Items from a dataset:
>> Start

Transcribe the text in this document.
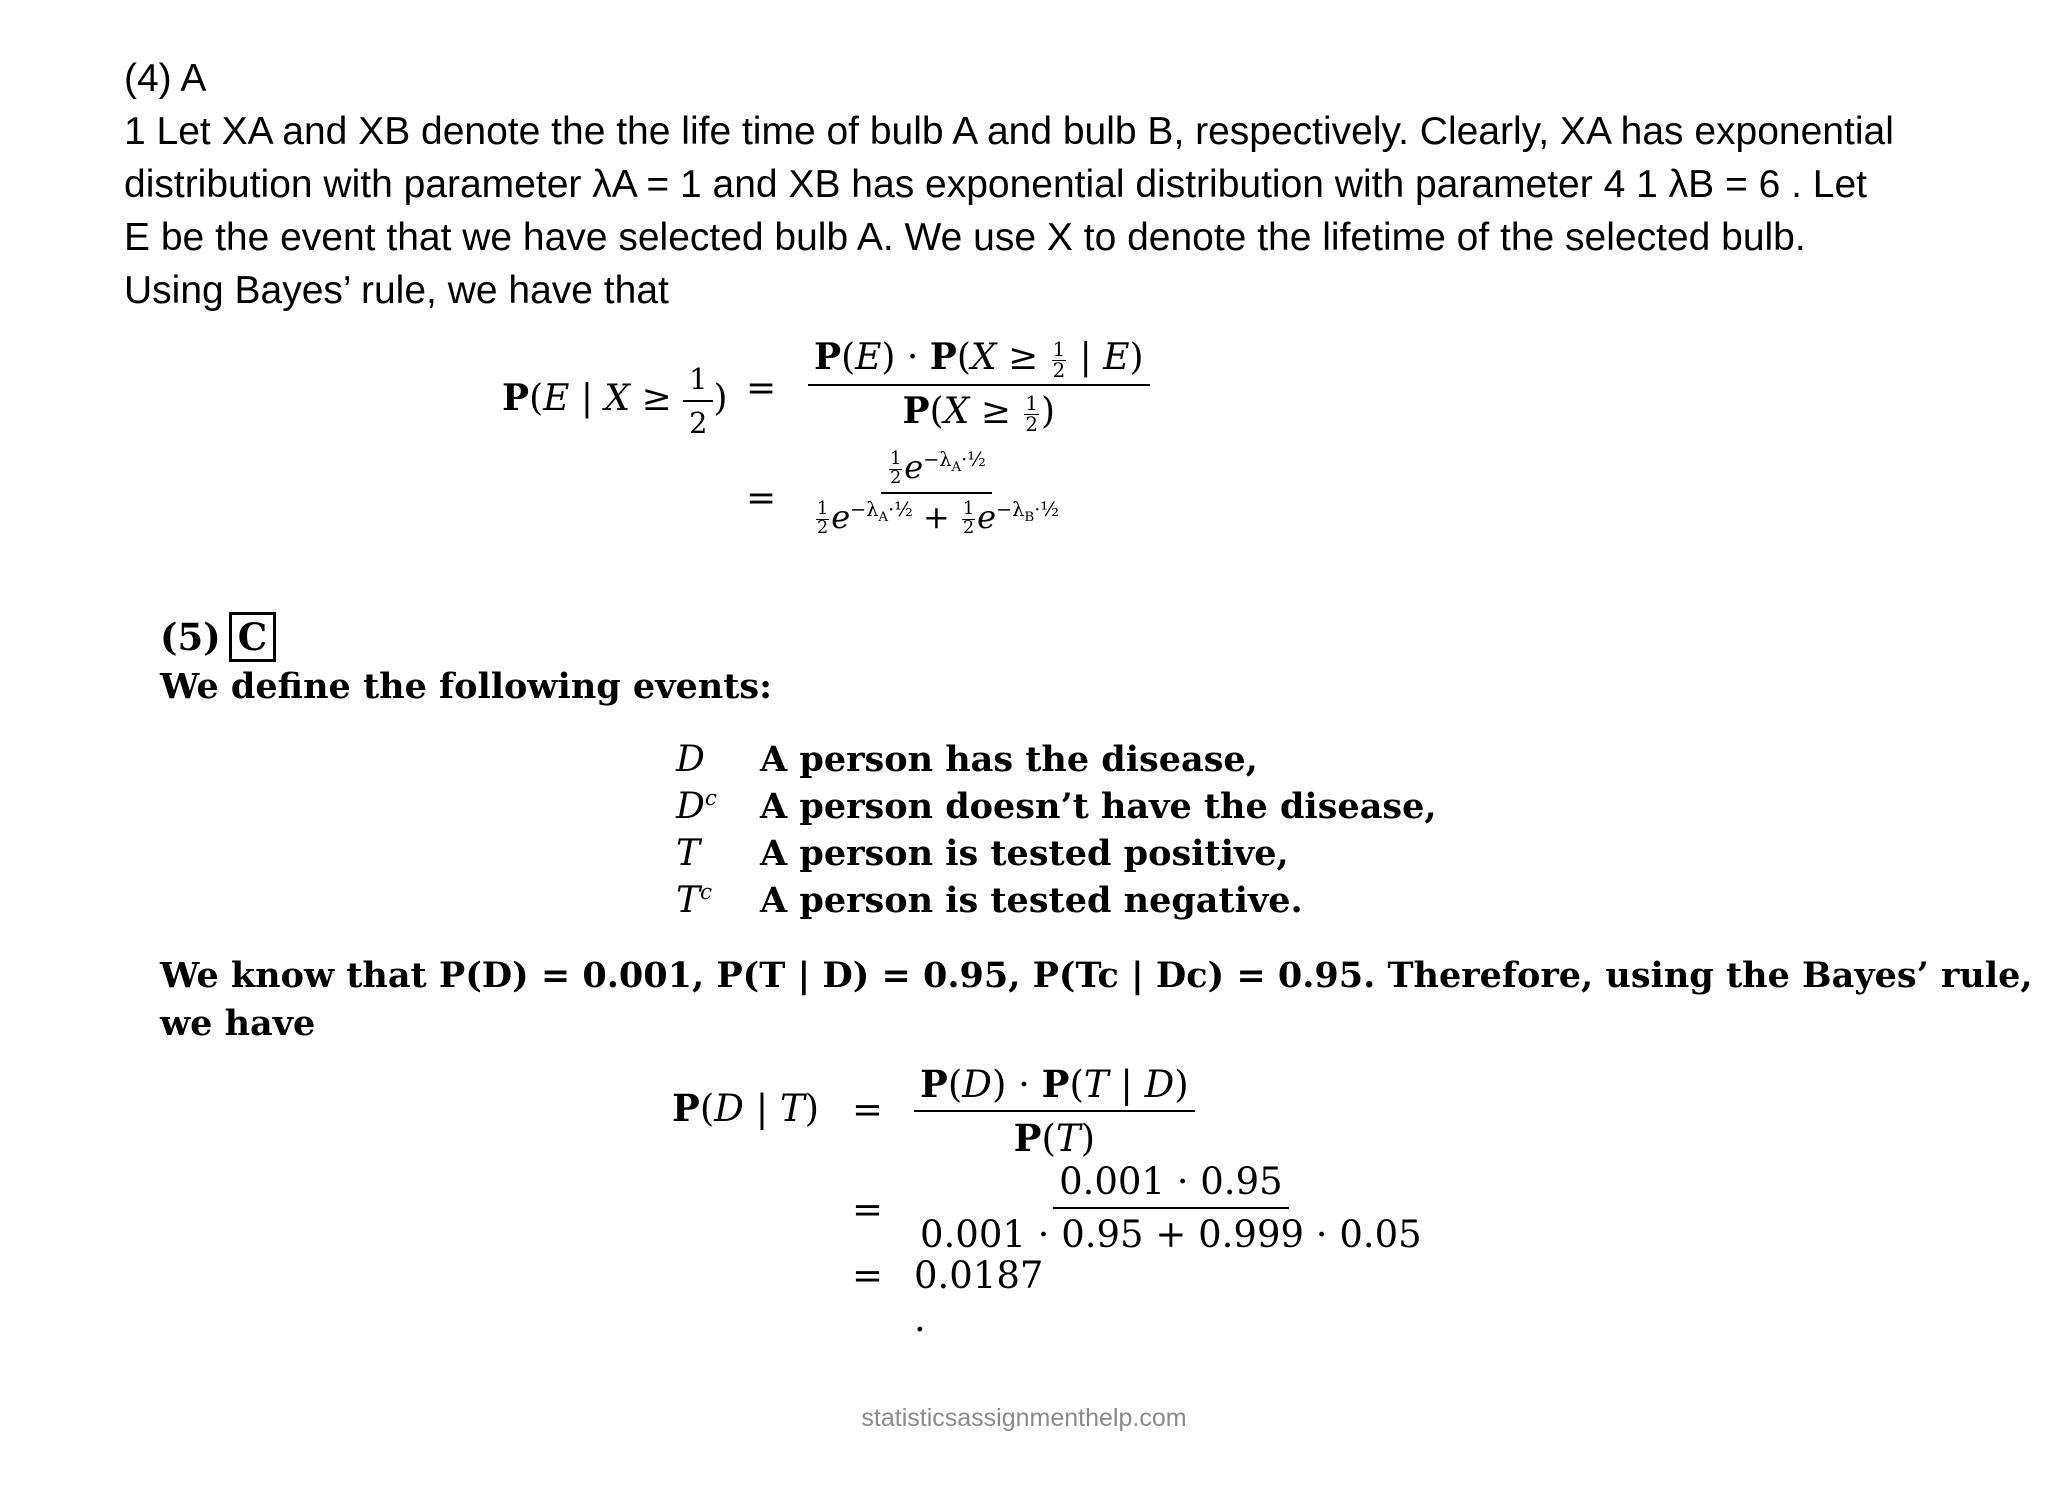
(4) A
1 Let XA and XB denote the the life time of bulb A and bulb B, respectively. Clearly, XA has exponential
distribution with parameter λA = 1 and XB has exponential distribution with parameter 4 1 λB = 6 . Let
E be the event that we have selected bulb A. We use X to denote the lifetime of the selected bulb.
Using Bayes’ rule, we have that
P(E | $X \ge \frac{1}{2}$ ) = $\frac{P(E) \cdot P(X \ge \frac{1}{2} | E)}{P(X \ge \frac{1}{2} )}$
= $\frac{\frac{1}{2} e^{-\lambda_A\cdot\frac{1}{2}}}{\frac{1}{2} e^{-\lambda_A\cdot\frac{1}{2}} + \frac{1}{2} e^{-\lambda_B\cdot\frac{1}{2}}}$
(5) C
We define the following events:
D	A person has the disease,
$D^c$	A person doesn’t have the disease,
T	A person is tested positive,
$T^c$	A person is tested negative.
We know that P(D) = 0.001, P(T | D) = 0.95, P(Tc | Dc) = 0.95. Therefore, using the Bayes’ rule,
we have
P(D | $T) = \frac{P(D) \cdot P(T | D)}{P(T)}$
= $\frac{0.001 \cdot 0.95}{0.001 \cdot 0.95 + 0.999 \cdot 0.05}$
= 0.0187 .
statisticsassignmenthelp.com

>> End

* _INSTRUCTION_
Pull every line containing the word "cdot" out of the entries above.

* _RESPONSE_
P(E | $X \ge \frac{1}{2}$ ) = $\frac{P(E) \cdot P(X \ge \frac{1}{2} | E)}{P(X \ge \frac{1}{2} )}$
= $\frac{\frac{1}{2} e^{-\lambda_A\cdot\frac{1}{2}}}{\frac{1}{2} e^{-\lambda_A\cdot\frac{1}{2}} + \frac{1}{2} e^{-\lambda_B\cdot\frac{1}{2}}}$
P(D | $T) = \frac{P(D) \cdot P(T | D)}{P(T)}$
= $\frac{0.001 \cdot 0.95}{0.001 \cdot 0.95 + 0.999 \cdot 0.05}$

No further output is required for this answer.